PROBLEM TO SOLVE = Every record must be written out once more, with nothing added or omitted.

** start **

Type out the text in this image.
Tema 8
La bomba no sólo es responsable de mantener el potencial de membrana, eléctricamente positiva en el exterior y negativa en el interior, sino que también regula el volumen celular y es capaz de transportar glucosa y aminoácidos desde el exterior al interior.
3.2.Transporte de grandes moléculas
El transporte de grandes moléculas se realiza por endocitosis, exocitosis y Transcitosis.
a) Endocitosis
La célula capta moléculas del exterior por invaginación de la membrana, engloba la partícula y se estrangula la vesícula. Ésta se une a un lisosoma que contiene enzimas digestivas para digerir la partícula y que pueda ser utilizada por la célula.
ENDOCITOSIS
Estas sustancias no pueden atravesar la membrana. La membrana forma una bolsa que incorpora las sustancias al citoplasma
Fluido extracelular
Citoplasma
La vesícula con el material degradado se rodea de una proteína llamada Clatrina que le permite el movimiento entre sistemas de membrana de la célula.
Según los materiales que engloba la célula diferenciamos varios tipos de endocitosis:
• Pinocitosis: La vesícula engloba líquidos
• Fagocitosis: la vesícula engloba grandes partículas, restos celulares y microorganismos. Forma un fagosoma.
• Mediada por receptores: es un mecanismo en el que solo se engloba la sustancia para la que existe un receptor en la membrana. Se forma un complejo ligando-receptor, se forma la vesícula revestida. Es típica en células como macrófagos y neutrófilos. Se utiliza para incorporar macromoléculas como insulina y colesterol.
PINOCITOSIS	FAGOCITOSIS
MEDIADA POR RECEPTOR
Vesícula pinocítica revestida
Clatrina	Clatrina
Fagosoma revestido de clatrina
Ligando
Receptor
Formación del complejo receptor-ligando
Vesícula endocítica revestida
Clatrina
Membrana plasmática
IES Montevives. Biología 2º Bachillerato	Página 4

** end **

THE COMPLETED TASK =
Type out the text in this image.
Tema 8
La bomba no sólo es responsable de mantener el potencial de membrana, eléctricamente positiva en el exterior y negativa en el interior, sino que también regula el volumen celular y es capaz de transportar glucosa y aminoácidos desde el exterior al interior.
3.2.Transporte de grandes moléculas
El transporte de grandes moléculas se realiza por endocitosis, exocitosis y Transcitosis.
a) Endocitosis
La célula capta moléculas del exterior por invaginación de la membrana, engloba la partícula y se estrangula la vesícula. Ésta se une a un lisosoma que contiene enzimas digestivas para digerir la partícula y que pueda ser utilizada por la célula.
ENDOCITOSIS
Estas sustancias no pueden atravesar la membrana. La membrana forma una bolsa que incorpora las sustancias al citoplasma
Fluido extracelular
Citoplasma
La vesícula con el material degradado se rodea de una proteína llamada Clatrina que le permite el movimiento entre sistemas de membrana de la célula.
Según los materiales que engloba la célula diferenciamos varios tipos de endocitosis:
• Pinocitosis: La vesícula engloba líquidos
• Fagocitosis: la vesícula engloba grandes partículas, restos celulares y microorganismos. Forma un fagosoma.
• Mediada por receptores: es un mecanismo en el que solo se engloba la sustancia para la que existe un receptor en la membrana. Se forma un complejo ligando-receptor, se forma la vesícula revestida. Es típica en células como macrófagos y neutrófilos. Se utiliza para incorporar macromoléculas como insulina y colesterol.
PINOCITOSIS	FAGOCITOSIS
MEDIADA POR RECEPTOR
Vesícula pinocítica revestida
Clatrina	Clatrina
Fagosoma revestido de clatrina
Ligando
Receptor
Formación del complejo receptor-ligando
Vesícula endocítica revestida
Clatrina
Membrana plasmática
IES Montevives. Biología 2º Bachillerato	Página 4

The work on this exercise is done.